- SET PROBLEM:
Look for the string "ylabel" in every line, and copy each line that has it.

Lines of data
----------------------------------------
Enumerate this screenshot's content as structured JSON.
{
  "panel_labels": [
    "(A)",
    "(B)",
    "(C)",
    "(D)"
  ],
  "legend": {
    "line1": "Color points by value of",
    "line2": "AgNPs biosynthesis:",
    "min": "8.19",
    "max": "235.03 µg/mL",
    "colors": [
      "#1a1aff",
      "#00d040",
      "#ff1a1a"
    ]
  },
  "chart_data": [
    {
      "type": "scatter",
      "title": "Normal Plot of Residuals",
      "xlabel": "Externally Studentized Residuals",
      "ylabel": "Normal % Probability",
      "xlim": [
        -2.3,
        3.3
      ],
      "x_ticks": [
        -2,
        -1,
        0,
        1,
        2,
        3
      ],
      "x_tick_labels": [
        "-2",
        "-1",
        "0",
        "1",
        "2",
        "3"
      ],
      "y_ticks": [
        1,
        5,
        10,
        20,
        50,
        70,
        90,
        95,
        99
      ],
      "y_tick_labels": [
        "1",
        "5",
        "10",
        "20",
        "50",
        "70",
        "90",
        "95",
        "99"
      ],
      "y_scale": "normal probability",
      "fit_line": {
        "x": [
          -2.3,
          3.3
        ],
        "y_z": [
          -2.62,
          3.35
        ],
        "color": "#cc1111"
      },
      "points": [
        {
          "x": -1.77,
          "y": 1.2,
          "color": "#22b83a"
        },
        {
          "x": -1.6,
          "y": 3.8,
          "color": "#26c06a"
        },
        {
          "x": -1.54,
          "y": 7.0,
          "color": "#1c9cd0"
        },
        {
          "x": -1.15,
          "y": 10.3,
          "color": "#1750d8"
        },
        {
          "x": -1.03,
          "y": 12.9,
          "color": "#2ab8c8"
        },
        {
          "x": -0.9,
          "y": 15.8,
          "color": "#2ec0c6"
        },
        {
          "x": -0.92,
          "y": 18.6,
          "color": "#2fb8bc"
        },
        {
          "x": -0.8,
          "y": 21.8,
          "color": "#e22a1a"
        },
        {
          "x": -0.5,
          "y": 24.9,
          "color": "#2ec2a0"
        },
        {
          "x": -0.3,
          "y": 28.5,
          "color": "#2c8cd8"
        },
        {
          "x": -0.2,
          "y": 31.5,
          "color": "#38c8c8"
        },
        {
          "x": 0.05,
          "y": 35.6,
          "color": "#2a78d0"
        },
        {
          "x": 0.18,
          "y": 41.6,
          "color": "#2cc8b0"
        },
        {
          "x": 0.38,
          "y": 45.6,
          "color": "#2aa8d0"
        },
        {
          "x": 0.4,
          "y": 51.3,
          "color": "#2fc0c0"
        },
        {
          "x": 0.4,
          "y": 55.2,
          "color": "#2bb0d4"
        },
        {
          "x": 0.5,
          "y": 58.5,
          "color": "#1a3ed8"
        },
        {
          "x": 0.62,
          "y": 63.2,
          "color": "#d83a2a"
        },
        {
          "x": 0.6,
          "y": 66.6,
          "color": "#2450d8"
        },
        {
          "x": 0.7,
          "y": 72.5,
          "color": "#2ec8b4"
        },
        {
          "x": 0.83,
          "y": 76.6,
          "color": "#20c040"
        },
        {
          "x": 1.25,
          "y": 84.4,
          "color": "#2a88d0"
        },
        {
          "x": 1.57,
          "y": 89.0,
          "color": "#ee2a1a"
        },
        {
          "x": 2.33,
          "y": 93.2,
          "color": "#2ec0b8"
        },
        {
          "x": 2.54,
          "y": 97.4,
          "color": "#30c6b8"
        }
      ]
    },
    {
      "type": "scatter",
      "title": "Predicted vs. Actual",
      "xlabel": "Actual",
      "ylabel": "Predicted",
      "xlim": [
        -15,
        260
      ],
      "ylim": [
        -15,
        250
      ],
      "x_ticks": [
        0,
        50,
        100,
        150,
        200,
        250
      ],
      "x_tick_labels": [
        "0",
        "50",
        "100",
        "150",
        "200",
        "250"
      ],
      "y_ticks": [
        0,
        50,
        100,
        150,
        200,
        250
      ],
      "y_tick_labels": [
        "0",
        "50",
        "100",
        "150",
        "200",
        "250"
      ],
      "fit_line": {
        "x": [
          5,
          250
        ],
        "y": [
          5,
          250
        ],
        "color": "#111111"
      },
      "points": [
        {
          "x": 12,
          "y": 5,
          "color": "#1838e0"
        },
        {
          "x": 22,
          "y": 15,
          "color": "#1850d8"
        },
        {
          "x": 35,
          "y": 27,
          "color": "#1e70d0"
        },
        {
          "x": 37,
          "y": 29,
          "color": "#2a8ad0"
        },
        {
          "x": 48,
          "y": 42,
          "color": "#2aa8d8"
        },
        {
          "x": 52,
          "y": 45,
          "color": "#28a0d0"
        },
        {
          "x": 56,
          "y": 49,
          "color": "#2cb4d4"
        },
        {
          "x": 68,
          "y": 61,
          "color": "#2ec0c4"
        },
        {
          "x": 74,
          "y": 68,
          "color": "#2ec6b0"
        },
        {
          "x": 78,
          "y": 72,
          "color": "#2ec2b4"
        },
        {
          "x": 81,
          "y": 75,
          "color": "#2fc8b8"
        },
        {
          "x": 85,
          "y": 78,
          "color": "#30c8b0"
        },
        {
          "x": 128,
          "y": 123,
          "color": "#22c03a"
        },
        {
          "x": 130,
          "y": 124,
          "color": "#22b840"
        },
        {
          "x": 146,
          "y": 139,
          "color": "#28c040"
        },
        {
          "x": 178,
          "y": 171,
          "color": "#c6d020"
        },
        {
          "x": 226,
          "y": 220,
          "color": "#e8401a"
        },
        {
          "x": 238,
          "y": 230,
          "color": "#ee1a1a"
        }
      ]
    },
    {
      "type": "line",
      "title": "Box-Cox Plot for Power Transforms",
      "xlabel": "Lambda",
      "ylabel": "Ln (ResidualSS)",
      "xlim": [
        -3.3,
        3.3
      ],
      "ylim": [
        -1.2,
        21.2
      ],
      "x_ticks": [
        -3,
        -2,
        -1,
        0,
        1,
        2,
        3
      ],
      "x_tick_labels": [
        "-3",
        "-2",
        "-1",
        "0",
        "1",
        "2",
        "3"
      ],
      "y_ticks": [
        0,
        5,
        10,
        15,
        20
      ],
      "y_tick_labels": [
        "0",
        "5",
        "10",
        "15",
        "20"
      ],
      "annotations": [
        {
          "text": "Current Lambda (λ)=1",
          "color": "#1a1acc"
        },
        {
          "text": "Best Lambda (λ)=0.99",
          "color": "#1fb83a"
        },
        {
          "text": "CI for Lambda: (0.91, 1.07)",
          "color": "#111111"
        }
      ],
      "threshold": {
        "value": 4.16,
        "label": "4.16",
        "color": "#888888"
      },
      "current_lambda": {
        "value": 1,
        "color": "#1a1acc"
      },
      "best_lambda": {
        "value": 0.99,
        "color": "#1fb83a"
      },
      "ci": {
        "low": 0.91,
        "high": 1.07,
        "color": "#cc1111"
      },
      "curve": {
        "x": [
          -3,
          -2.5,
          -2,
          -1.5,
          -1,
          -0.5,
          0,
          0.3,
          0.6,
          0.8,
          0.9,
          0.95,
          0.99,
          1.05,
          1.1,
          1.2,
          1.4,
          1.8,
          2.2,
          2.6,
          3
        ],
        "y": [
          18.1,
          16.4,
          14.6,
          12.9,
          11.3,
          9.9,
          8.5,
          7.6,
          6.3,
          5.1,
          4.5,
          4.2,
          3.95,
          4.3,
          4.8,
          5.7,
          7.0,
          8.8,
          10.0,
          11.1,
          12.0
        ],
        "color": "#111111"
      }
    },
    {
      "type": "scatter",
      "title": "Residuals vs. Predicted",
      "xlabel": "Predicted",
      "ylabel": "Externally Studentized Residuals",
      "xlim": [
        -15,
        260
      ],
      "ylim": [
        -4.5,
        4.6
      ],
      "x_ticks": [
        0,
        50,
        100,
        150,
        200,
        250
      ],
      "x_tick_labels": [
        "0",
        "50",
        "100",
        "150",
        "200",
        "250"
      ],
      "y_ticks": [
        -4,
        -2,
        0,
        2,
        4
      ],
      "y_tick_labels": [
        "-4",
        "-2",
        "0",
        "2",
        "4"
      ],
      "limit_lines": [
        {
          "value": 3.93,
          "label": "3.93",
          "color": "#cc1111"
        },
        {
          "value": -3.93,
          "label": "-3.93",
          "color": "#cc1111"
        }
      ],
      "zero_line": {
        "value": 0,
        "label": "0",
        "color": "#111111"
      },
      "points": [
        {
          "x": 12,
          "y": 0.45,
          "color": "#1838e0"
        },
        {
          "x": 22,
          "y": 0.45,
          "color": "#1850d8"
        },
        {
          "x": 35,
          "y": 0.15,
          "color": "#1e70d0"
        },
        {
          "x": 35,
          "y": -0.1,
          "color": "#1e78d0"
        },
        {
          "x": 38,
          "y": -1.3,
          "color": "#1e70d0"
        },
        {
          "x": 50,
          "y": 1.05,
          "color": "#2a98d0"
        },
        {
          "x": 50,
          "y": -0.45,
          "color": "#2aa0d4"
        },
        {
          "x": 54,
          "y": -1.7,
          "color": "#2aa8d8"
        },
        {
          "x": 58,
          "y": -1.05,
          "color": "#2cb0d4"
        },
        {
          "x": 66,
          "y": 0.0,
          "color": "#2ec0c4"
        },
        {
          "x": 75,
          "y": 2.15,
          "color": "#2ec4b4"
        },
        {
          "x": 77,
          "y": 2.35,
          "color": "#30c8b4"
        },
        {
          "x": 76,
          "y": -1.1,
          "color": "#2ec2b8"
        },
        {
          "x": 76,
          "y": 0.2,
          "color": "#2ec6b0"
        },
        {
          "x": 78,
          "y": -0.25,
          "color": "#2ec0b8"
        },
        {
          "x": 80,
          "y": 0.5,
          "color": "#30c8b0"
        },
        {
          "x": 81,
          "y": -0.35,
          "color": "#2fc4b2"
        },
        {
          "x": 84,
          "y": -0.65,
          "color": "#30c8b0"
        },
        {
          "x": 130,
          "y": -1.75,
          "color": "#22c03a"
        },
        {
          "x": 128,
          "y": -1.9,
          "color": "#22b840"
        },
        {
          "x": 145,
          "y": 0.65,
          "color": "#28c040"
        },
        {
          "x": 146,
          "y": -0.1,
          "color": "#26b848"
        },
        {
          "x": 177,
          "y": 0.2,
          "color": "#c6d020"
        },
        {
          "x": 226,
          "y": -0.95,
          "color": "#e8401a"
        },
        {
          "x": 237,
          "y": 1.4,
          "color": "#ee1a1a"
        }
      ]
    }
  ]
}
----------------------------------------
- FULL ANSWER:
      "ylabel": "Normal % Probability",
      "ylabel": "Predicted",
      "ylabel": "Ln (ResidualSS)",
      "ylabel": "Externally Studentized Residuals",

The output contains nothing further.